**The exercise:**
Retype the data that follows line by line, exactly, and leave its pictures out.

**Data excerpts:**
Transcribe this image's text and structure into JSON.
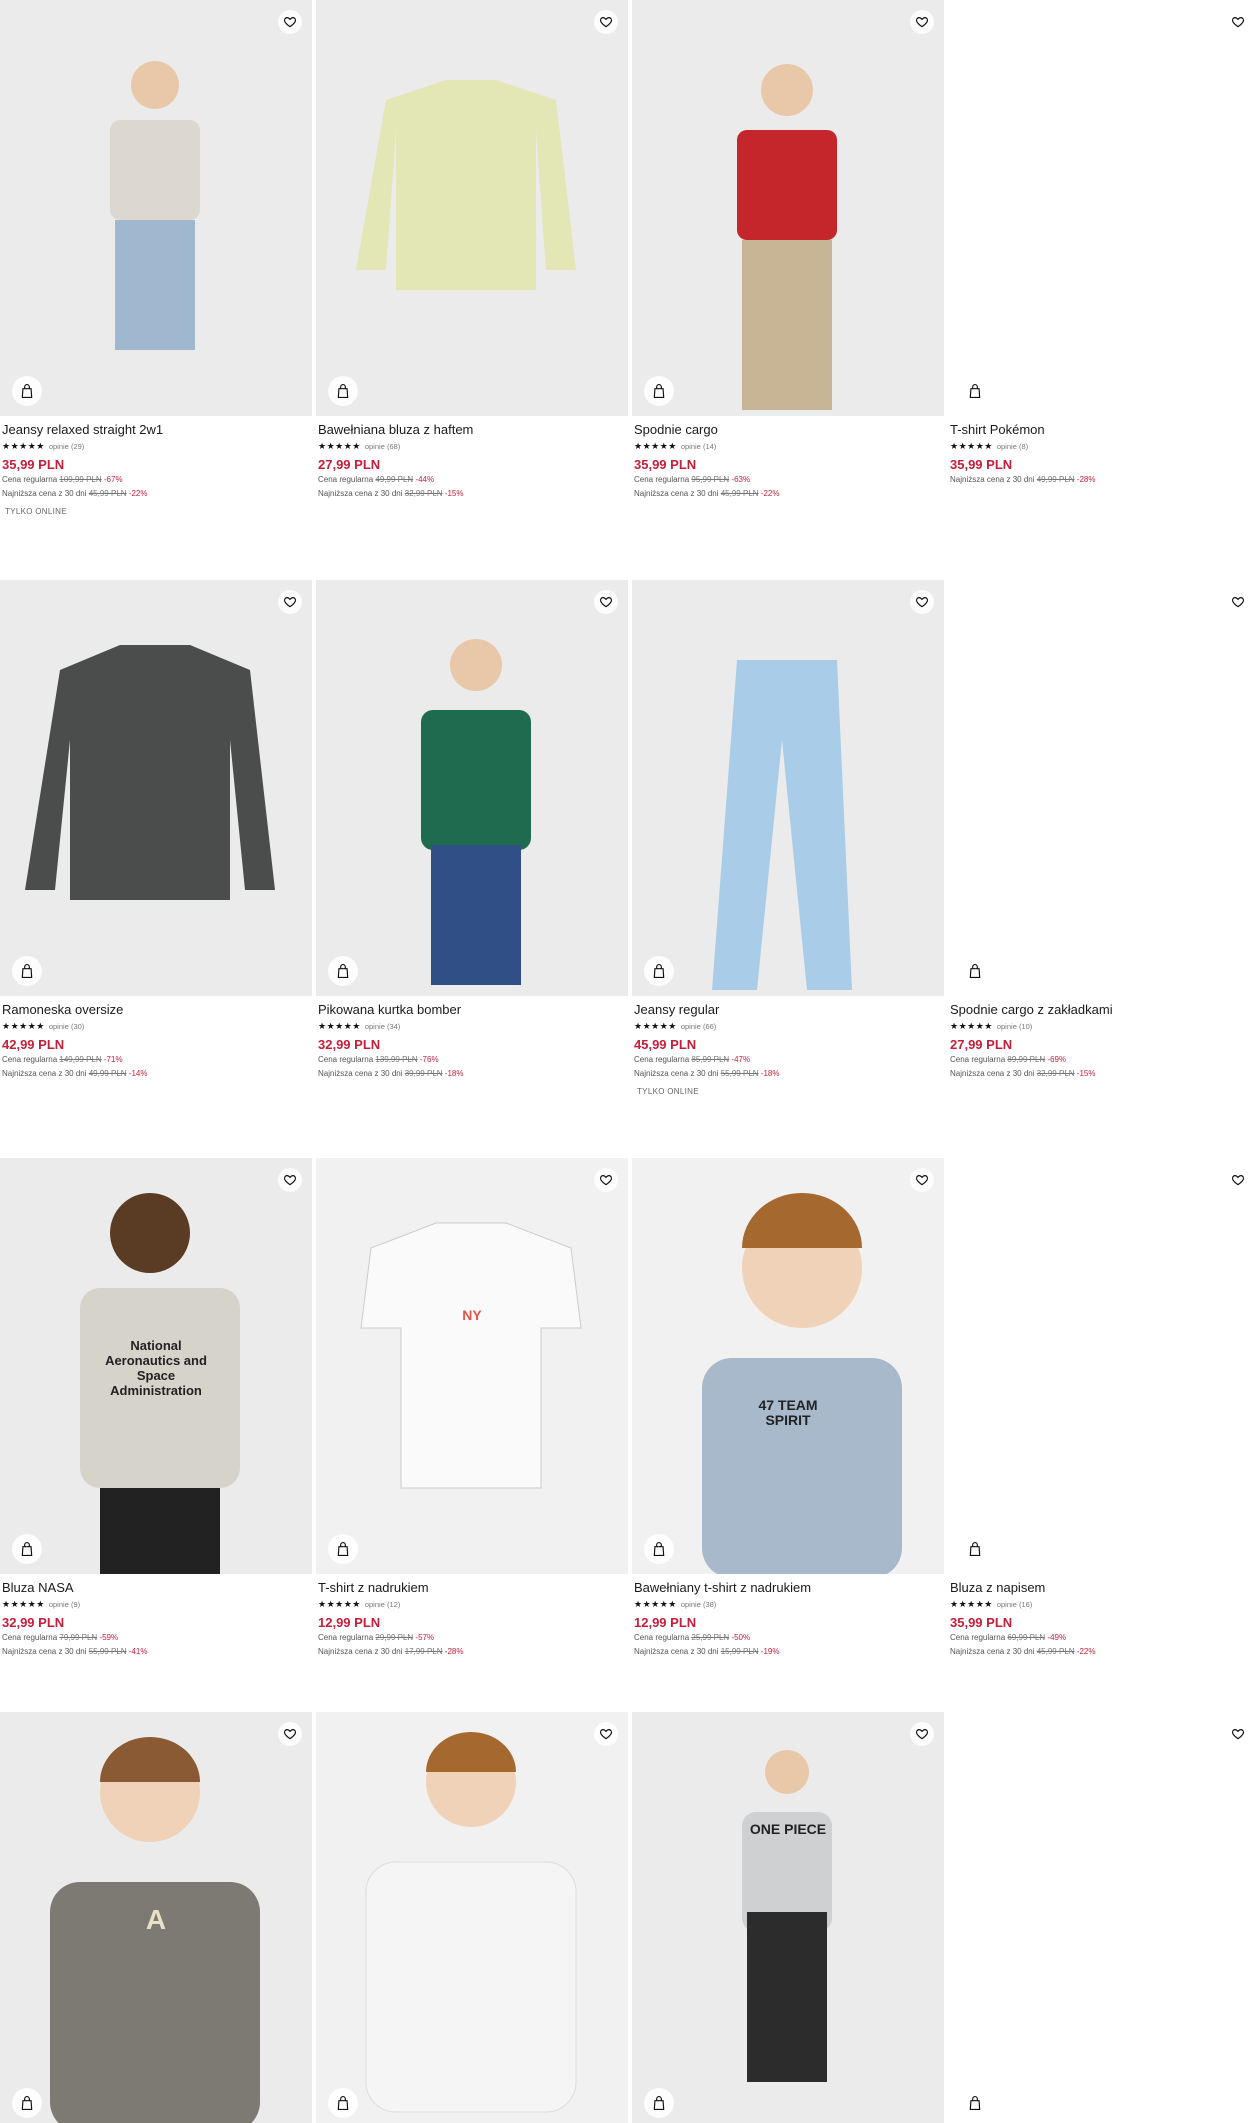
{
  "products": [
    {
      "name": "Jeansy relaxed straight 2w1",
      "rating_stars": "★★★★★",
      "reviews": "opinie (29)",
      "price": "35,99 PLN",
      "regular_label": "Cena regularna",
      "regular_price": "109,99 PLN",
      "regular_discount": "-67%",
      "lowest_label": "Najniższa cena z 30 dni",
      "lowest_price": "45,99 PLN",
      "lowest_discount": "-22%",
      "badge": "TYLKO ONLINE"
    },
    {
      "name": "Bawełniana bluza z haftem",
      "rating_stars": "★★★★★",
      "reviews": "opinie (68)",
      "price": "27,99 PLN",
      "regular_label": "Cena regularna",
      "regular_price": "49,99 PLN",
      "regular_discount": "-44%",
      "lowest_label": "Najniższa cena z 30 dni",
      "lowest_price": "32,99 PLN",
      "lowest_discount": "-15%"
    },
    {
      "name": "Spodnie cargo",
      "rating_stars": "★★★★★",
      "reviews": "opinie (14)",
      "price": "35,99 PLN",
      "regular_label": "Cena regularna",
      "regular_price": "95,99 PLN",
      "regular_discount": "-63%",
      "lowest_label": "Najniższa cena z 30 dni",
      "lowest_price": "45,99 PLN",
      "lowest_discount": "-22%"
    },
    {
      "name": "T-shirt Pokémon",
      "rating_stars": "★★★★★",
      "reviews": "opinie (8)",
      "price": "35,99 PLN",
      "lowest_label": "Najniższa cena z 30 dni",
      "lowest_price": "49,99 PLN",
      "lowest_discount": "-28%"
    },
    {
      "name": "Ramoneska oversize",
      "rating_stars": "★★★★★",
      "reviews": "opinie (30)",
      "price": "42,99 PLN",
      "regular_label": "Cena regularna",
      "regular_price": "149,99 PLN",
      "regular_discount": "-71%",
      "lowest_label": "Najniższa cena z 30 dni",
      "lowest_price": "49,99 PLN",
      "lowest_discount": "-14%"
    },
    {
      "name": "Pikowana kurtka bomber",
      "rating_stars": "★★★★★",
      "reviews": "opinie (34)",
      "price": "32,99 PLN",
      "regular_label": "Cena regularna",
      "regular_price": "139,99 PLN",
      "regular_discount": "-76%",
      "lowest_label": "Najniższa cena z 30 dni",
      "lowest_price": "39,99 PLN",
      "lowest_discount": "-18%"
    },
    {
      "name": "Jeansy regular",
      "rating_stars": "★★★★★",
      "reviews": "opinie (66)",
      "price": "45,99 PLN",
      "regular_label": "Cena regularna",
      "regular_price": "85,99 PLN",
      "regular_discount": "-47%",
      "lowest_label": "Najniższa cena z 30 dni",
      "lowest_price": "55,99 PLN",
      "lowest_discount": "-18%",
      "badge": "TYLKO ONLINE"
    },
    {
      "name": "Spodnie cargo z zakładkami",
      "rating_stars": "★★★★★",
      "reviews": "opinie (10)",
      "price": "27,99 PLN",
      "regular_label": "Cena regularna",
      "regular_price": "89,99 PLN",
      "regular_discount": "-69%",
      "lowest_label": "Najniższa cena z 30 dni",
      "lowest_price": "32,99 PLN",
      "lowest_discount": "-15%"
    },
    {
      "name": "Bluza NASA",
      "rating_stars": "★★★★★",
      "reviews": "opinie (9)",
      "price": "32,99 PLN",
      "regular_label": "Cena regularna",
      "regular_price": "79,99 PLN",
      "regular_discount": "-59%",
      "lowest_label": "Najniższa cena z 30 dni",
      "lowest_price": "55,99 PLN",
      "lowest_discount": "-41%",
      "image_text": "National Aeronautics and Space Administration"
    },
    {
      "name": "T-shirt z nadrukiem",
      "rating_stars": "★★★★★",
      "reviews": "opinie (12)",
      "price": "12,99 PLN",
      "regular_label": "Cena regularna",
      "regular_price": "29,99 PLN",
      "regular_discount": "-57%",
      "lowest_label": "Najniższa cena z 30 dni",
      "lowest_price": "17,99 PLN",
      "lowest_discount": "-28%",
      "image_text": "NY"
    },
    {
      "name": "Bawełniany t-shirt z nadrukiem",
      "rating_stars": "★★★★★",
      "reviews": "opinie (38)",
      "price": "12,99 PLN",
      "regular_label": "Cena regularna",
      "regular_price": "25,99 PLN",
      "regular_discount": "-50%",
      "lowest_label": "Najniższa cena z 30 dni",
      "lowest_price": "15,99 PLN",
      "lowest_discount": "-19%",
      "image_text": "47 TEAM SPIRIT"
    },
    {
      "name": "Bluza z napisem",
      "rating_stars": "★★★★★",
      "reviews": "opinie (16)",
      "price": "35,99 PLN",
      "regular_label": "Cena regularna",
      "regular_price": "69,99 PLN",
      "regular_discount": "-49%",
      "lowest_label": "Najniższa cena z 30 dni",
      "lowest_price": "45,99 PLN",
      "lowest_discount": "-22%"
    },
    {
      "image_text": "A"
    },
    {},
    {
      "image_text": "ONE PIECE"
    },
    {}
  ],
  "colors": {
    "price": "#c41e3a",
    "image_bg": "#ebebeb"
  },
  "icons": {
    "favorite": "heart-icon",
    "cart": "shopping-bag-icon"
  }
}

**Task response:**
Transcribe this image's text and structure into JSON.
{
  "products": [
    {
      "name": "Jeansy relaxed straight 2w1",
      "rating_stars": "★★★★★",
      "reviews": "opinie (29)",
      "price": "35,99 PLN",
      "regular_label": "Cena regularna",
      "regular_price": "109,99 PLN",
      "regular_discount": "-67%",
      "lowest_label": "Najniższa cena z 30 dni",
      "lowest_price": "45,99 PLN",
      "lowest_discount": "-22%",
      "badge": "TYLKO ONLINE"
    },
    {
      "name": "Bawełniana bluza z haftem",
      "rating_stars": "★★★★★",
      "reviews": "opinie (68)",
      "price": "27,99 PLN",
      "regular_label": "Cena regularna",
      "regular_price": "49,99 PLN",
      "regular_discount": "-44%",
      "lowest_label": "Najniższa cena z 30 dni",
      "lowest_price": "32,99 PLN",
      "lowest_discount": "-15%"
    },
    {
      "name": "Spodnie cargo",
      "rating_stars": "★★★★★",
      "reviews": "opinie (14)",
      "price": "35,99 PLN",
      "regular_label": "Cena regularna",
      "regular_price": "95,99 PLN",
      "regular_discount": "-63%",
      "lowest_label": "Najniższa cena z 30 dni",
      "lowest_price": "45,99 PLN",
      "lowest_discount": "-22%"
    },
    {
      "name": "T-shirt Pokémon",
      "rating_stars": "★★★★★",
      "reviews": "opinie (8)",
      "price": "35,99 PLN",
      "lowest_label": "Najniższa cena z 30 dni",
      "lowest_price": "49,99 PLN",
      "lowest_discount": "-28%"
    },
    {
      "name": "Ramoneska oversize",
      "rating_stars": "★★★★★",
      "reviews": "opinie (30)",
      "price": "42,99 PLN",
      "regular_label": "Cena regularna",
      "regular_price": "149,99 PLN",
      "regular_discount": "-71%",
      "lowest_label": "Najniższa cena z 30 dni",
      "lowest_price": "49,99 PLN",
      "lowest_discount": "-14%"
    },
    {
      "name": "Pikowana kurtka bomber",
      "rating_stars": "★★★★★",
      "reviews": "opinie (34)",
      "price": "32,99 PLN",
      "regular_label": "Cena regularna",
      "regular_price": "139,99 PLN",
      "regular_discount": "-76%",
      "lowest_label": "Najniższa cena z 30 dni",
      "lowest_price": "39,99 PLN",
      "lowest_discount": "-18%"
    },
    {
      "name": "Jeansy regular",
      "rating_stars": "★★★★★",
      "reviews": "opinie (66)",
      "price": "45,99 PLN",
      "regular_label": "Cena regularna",
      "regular_price": "85,99 PLN",
      "regular_discount": "-47%",
      "lowest_label": "Najniższa cena z 30 dni",
      "lowest_price": "55,99 PLN",
      "lowest_discount": "-18%",
      "badge": "TYLKO ONLINE"
    },
    {
      "name": "Spodnie cargo z zakładkami",
      "rating_stars": "★★★★★",
      "reviews": "opinie (10)",
      "price": "27,99 PLN",
      "regular_label": "Cena regularna",
      "regular_price": "89,99 PLN",
      "regular_discount": "-69%",
      "lowest_label": "Najniższa cena z 30 dni",
      "lowest_price": "32,99 PLN",
      "lowest_discount": "-15%"
    },
    {
      "name": "Bluza NASA",
      "rating_stars": "★★★★★",
      "reviews": "opinie (9)",
      "price": "32,99 PLN",
      "regular_label": "Cena regularna",
      "regular_price": "79,99 PLN",
      "regular_discount": "-59%",
      "lowest_label": "Najniższa cena z 30 dni",
      "lowest_price": "55,99 PLN",
      "lowest_discount": "-41%",
      "image_text": "National Aeronautics and Space Administration"
    },
    {
      "name": "T-shirt z nadrukiem",
      "rating_stars": "★★★★★",
      "reviews": "opinie (12)",
      "price": "12,99 PLN",
      "regular_label": "Cena regularna",
      "regular_price": "29,99 PLN",
      "regular_discount": "-57%",
      "lowest_label": "Najniższa cena z 30 dni",
      "lowest_price": "17,99 PLN",
      "lowest_discount": "-28%",
      "image_text": "NY"
    },
    {
      "name": "Bawełniany t-shirt z nadrukiem",
      "rating_stars": "★★★★★",
      "reviews": "opinie (38)",
      "price": "12,99 PLN",
      "regular_label": "Cena regularna",
      "regular_price": "25,99 PLN",
      "regular_discount": "-50%",
      "lowest_label": "Najniższa cena z 30 dni",
      "lowest_price": "15,99 PLN",
      "lowest_discount": "-19%",
      "image_text": "47 TEAM SPIRIT"
    },
    {
      "name": "Bluza z napisem",
      "rating_stars": "★★★★★",
      "reviews": "opinie (16)",
      "price": "35,99 PLN",
      "regular_label": "Cena regularna",
      "regular_price": "69,99 PLN",
      "regular_discount": "-49%",
      "lowest_label": "Najniższa cena z 30 dni",
      "lowest_price": "45,99 PLN",
      "lowest_discount": "-22%"
    },
    {
      "image_text": "A"
    },
    {},
    {
      "image_text": "ONE PIECE"
    },
    {}
  ],
  "colors": {
    "price": "#c41e3a",
    "image_bg": "#ebebeb"
  },
  "icons": {
    "favorite": "heart-icon",
    "cart": "shopping-bag-icon"
  }
}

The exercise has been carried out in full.